Stated exercise
Say how many lines include the word "title", using only a number.

Entries
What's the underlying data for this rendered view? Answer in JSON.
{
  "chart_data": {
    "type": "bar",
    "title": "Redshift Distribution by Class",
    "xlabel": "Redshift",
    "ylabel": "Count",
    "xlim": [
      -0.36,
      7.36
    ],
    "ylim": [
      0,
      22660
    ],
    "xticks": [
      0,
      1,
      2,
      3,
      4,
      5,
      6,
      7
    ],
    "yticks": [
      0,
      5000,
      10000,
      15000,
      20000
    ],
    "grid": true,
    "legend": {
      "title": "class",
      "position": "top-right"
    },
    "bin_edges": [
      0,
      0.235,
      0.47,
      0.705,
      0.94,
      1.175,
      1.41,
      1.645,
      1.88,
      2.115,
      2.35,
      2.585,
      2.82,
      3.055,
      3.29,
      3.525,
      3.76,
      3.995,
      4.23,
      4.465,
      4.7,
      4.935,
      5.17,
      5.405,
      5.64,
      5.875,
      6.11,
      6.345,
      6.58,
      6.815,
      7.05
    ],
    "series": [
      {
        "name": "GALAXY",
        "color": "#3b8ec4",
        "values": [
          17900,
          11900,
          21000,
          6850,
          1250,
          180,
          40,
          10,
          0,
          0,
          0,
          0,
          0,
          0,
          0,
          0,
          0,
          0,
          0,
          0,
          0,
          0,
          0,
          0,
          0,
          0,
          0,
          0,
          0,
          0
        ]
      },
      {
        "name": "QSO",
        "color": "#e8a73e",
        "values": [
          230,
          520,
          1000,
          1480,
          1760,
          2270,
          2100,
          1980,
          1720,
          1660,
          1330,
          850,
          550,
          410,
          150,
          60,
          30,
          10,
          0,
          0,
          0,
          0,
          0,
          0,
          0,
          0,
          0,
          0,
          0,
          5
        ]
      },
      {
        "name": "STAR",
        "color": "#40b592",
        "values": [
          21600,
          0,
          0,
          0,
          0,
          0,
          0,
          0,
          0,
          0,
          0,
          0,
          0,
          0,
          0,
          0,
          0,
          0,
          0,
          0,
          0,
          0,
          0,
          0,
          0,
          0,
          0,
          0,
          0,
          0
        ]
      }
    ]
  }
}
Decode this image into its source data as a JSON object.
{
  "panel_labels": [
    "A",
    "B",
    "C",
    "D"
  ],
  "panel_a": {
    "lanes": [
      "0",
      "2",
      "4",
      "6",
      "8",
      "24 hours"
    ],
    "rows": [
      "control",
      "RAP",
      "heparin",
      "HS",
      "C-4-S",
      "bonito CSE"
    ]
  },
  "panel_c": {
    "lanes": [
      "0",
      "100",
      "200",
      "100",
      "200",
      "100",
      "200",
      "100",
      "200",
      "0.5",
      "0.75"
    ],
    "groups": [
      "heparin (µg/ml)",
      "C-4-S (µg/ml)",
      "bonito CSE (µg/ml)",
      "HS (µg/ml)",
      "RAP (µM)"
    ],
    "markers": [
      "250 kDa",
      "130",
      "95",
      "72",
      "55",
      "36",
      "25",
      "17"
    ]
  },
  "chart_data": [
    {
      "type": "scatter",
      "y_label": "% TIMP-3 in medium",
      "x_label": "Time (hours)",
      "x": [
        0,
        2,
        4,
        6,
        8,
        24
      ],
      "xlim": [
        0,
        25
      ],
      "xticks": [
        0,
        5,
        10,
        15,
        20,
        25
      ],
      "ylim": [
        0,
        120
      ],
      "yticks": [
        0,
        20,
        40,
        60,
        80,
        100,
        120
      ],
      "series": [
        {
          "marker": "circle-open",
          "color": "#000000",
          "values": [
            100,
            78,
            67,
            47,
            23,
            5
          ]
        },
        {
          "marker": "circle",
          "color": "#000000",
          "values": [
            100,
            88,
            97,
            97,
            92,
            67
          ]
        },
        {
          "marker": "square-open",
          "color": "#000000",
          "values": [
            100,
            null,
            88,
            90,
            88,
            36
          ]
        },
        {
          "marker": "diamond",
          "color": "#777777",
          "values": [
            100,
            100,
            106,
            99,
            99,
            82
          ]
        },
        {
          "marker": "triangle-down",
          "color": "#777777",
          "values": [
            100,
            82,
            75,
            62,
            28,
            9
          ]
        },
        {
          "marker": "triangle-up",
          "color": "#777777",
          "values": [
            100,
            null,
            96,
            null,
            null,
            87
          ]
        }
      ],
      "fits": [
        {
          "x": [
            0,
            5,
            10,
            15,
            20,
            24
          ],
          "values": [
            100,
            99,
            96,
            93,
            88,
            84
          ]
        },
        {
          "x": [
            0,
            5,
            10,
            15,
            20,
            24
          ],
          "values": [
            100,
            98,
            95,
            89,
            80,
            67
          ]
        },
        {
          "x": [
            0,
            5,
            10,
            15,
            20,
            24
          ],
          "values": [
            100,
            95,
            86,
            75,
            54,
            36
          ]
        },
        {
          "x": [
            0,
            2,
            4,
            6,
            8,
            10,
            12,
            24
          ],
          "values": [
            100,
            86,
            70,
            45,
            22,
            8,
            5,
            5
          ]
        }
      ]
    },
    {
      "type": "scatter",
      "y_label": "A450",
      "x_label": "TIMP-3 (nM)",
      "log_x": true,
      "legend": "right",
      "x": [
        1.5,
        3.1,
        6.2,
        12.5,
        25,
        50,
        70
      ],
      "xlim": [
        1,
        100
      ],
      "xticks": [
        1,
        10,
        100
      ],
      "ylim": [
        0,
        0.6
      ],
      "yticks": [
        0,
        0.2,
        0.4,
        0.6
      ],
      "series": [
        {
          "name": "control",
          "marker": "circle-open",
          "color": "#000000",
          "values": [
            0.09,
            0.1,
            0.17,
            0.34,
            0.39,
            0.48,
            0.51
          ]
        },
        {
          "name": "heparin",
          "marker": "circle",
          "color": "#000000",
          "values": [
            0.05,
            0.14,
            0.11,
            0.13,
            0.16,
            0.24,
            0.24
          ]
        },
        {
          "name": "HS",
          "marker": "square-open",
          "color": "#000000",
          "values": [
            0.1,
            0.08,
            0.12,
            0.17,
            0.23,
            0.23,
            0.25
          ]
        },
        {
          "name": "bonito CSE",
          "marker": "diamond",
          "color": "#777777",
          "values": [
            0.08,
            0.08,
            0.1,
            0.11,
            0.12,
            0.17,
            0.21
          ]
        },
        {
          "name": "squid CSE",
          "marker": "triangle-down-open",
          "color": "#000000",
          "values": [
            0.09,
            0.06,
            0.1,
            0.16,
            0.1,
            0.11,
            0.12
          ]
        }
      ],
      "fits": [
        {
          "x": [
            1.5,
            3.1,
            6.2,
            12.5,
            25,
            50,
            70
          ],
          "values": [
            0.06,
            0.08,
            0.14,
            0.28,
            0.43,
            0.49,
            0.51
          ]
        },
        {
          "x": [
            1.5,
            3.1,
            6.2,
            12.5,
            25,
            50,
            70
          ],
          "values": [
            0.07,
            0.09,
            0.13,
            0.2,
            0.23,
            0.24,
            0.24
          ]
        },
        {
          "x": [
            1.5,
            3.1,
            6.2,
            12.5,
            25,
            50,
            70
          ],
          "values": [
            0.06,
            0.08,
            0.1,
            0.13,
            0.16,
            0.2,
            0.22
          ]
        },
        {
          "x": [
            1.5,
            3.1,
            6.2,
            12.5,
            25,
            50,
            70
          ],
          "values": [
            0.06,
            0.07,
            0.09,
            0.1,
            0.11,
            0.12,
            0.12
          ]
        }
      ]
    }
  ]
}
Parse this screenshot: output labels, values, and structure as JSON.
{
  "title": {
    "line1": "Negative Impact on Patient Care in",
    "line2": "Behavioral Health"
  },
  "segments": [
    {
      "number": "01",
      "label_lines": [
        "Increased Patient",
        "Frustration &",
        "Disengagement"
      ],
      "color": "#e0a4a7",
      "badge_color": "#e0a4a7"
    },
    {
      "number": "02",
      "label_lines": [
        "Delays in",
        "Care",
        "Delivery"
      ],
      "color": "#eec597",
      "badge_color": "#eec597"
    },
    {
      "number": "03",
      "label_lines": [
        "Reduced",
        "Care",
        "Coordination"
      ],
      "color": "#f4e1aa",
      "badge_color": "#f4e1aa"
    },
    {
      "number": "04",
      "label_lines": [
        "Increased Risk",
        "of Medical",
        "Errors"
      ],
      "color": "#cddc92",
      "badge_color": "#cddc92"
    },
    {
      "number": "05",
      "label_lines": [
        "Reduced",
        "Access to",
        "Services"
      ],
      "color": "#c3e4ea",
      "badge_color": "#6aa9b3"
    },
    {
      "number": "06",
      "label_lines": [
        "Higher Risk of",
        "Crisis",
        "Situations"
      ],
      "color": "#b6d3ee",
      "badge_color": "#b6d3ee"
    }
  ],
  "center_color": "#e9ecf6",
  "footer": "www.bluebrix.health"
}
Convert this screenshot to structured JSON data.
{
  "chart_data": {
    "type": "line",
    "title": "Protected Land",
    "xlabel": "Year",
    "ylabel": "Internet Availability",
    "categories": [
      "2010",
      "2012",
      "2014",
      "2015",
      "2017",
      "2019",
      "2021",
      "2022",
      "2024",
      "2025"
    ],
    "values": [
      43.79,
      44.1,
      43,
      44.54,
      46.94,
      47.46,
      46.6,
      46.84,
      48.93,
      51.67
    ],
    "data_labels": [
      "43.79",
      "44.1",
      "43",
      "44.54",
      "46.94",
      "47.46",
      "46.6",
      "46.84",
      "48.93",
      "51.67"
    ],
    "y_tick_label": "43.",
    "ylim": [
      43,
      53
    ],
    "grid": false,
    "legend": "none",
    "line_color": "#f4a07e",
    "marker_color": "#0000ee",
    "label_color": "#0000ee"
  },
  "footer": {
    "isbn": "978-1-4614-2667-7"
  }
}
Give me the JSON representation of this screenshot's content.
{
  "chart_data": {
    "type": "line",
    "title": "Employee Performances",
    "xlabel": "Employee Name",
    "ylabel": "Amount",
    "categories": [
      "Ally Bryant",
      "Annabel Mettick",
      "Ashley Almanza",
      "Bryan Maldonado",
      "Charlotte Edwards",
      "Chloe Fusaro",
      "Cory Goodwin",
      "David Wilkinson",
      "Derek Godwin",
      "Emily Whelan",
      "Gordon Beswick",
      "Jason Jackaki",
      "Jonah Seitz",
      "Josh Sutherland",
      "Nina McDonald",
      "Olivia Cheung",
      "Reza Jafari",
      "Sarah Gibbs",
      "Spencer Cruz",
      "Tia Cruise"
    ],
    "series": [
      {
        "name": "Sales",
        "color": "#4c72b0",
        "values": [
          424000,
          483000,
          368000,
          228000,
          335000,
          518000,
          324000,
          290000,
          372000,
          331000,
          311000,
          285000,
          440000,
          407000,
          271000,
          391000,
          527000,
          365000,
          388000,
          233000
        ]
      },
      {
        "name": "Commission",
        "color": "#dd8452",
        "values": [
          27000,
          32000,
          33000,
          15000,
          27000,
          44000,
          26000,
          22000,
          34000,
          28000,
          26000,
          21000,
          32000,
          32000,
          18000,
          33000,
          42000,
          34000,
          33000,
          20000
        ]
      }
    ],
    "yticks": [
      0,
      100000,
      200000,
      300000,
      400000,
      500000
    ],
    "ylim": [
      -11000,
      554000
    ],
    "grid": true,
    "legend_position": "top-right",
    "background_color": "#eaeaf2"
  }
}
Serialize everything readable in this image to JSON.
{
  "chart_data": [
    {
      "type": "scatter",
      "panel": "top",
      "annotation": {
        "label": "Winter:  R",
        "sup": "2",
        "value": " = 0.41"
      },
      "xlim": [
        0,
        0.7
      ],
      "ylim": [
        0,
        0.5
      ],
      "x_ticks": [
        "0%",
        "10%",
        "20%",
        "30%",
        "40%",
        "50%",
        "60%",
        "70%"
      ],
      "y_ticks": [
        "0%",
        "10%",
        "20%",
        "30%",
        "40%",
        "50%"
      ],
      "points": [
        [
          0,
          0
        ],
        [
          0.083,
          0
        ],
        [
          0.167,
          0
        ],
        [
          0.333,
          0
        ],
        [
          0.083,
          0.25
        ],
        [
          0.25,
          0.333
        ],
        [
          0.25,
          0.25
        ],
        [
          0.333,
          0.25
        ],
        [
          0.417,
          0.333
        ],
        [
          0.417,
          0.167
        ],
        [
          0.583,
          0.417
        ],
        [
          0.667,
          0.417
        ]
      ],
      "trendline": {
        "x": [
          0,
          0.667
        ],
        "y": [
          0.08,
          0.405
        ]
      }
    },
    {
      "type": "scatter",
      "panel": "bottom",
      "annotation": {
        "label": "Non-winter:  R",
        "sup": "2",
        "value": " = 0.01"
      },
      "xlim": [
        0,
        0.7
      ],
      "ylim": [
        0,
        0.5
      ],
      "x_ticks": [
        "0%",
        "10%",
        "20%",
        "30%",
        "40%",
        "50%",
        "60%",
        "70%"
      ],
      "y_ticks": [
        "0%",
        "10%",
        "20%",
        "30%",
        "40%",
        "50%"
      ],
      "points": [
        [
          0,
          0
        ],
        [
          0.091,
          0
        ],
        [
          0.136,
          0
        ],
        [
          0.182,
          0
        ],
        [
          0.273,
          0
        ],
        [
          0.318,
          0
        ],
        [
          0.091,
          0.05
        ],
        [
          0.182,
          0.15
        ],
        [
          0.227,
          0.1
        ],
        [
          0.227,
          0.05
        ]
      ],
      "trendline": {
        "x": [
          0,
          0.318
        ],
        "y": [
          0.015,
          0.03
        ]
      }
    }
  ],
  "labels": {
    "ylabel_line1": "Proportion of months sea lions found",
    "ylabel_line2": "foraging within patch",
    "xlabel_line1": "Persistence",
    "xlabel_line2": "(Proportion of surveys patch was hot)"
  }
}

Full output
5